++++ DATA PROVIDED

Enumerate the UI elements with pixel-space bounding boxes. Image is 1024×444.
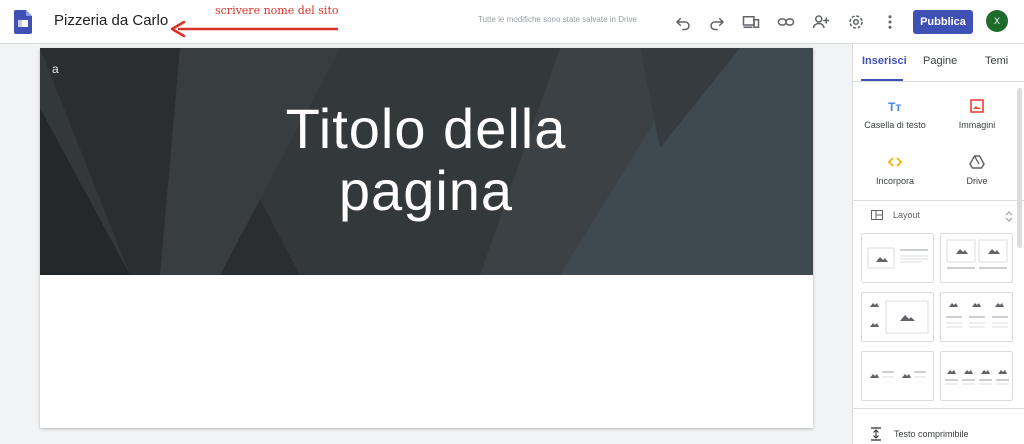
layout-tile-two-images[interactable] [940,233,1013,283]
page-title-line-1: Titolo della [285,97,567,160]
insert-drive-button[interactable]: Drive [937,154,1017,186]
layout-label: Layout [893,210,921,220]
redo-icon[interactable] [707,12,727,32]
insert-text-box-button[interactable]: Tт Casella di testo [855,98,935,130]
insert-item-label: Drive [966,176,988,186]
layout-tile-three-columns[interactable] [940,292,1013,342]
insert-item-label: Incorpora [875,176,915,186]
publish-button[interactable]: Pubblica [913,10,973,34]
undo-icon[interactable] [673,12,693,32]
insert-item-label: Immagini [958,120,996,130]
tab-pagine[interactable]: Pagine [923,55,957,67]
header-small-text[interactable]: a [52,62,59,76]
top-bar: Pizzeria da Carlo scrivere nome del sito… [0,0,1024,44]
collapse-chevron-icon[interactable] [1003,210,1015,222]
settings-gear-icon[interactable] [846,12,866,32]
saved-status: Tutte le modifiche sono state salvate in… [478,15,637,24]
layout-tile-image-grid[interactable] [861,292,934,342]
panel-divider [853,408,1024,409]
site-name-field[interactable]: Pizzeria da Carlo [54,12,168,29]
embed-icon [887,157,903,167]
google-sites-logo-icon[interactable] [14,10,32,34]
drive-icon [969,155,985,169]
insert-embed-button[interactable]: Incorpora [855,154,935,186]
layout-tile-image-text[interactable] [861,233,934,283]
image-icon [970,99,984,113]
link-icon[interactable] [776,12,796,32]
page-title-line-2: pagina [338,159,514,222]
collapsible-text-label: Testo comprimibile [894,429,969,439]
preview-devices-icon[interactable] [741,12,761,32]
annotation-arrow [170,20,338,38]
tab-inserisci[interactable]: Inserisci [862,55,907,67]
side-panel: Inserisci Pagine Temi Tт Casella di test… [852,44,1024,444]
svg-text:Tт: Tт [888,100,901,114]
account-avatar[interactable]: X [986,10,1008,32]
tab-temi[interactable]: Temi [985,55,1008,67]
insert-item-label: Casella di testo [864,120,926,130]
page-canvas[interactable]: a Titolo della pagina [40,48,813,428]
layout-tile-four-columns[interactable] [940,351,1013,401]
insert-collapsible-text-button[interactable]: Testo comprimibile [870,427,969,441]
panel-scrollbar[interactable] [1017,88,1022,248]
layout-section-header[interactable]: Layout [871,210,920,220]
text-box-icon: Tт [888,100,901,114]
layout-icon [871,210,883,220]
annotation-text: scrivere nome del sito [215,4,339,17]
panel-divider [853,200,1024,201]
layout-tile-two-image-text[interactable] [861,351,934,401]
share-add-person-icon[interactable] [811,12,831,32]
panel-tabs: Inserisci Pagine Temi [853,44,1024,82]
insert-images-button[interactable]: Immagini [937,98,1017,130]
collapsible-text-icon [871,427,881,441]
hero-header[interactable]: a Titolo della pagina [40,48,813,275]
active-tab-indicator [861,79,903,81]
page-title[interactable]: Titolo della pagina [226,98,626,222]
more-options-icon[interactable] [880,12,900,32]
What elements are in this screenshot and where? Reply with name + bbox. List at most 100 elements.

++++++++
++++ DATA PROVIDED

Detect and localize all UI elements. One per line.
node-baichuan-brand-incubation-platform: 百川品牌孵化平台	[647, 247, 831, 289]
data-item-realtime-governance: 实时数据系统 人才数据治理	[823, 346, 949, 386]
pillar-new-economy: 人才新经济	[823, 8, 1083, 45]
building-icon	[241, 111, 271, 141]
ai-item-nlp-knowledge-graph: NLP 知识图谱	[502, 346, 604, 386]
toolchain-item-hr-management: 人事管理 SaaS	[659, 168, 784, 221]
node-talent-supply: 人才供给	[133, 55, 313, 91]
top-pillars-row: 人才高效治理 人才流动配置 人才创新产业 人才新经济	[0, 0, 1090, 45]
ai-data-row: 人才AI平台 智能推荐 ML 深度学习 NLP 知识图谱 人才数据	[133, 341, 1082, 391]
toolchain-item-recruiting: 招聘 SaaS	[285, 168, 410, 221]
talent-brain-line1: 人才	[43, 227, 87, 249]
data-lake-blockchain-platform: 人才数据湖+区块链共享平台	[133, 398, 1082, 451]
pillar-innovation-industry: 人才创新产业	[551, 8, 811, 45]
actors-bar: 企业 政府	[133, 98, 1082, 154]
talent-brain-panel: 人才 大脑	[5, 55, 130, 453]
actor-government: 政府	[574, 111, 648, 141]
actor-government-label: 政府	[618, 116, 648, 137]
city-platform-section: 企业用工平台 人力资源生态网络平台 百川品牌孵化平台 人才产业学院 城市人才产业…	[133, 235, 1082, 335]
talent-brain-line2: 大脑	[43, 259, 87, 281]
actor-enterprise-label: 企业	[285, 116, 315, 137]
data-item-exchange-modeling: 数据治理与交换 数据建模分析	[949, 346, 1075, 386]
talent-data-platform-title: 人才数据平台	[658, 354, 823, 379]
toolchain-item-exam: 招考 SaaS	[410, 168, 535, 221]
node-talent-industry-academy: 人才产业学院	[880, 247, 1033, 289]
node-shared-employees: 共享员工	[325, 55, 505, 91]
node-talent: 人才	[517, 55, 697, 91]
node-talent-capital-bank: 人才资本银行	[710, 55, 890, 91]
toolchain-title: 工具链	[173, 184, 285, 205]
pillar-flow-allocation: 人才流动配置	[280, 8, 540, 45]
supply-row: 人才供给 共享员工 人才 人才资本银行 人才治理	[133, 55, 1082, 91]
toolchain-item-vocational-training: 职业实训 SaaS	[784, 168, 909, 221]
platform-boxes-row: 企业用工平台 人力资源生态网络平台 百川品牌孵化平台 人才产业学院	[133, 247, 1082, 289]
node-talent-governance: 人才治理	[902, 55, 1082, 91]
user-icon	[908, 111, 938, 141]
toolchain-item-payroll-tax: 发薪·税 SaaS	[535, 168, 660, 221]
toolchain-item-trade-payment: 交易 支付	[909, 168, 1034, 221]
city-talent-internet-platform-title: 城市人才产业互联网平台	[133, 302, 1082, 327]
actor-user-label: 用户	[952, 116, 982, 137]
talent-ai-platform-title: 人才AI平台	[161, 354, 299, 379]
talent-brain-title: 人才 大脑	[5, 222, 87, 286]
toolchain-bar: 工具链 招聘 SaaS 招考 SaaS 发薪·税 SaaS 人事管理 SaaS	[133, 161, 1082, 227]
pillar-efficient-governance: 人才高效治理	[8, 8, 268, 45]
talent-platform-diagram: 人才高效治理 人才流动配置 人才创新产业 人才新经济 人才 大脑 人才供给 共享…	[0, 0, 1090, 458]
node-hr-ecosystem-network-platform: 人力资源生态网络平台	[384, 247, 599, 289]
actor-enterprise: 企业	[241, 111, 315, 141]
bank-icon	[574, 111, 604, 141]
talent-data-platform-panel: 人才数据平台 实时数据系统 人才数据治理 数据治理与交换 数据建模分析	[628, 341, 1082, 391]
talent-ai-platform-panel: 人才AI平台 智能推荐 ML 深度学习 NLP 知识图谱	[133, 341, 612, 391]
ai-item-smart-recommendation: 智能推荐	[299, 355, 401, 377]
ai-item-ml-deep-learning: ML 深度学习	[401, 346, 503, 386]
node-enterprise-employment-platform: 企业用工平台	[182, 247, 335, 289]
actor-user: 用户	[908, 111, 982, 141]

++++++++

_GOAL:_ Write out, character for character, the rows from the one containing "layout-tile-two-images[interactable] [940,233,1013,283]" through the one containing "page-canvas[interactable]: a Titolo", including both of those rows.

_OUTPUT FOR THIS EXERCISE:_
layout-tile-two-images[interactable] [940,233,1013,283]
page-title-line-1: Titolo della [285,97,567,160]
insert-drive-button[interactable]: Drive [937,154,1017,186]
layout-label: Layout [893,210,921,220]
redo-icon[interactable] [707,12,727,32]
insert-text-box-button[interactable]: Tт Casella di testo [855,98,935,130]
insert-item-label: Drive [966,176,988,186]
layout-tile-three-columns[interactable] [940,292,1013,342]
insert-item-label: Incorpora [875,176,915,186]
publish-button[interactable]: Pubblica [913,10,973,34]
undo-icon[interactable] [673,12,693,32]
insert-item-label: Immagini [958,120,996,130]
tab-pagine[interactable]: Pagine [923,55,957,67]
header-small-text[interactable]: a [52,62,59,76]
top-bar: Pizzeria da Carlo scrivere nome del sito… [0,0,1024,44]
collapse-chevron-icon[interactable] [1003,210,1015,222]
settings-gear-icon[interactable] [846,12,866,32]
saved-status: Tutte le modifiche sono state salvate in… [478,15,637,24]
layout-tile-image-grid[interactable] [861,292,934,342]
panel-divider [853,408,1024,409]
site-name-field[interactable]: Pizzeria da Carlo [54,12,168,29]
embed-icon [887,157,903,167]
google-sites-logo-icon[interactable] [14,10,32,34]
drive-icon [969,155,985,169]
insert-embed-button[interactable]: Incorpora [855,154,935,186]
layout-tile-image-text[interactable] [861,233,934,283]
image-icon [970,99,984,113]
link-icon[interactable] [776,12,796,32]
page-title-line-2: pagina [338,159,514,222]
collapsible-text-label: Testo comprimibile [894,429,969,439]
preview-devices-icon[interactable] [741,12,761,32]
annotation-arrow [170,20,338,38]
tab-inserisci[interactable]: Inserisci [862,55,907,67]
side-panel: Inserisci Pagine Temi Tт Casella di test… [852,44,1024,444]
svg-text:Tт: Tт [888,100,901,114]
account-avatar[interactable]: X [986,10,1008,32]
tab-temi[interactable]: Temi [985,55,1008,67]
insert-item-label: Casella di testo [864,120,926,130]
page-canvas[interactable]: a Titolo della pagina [40,48,813,428]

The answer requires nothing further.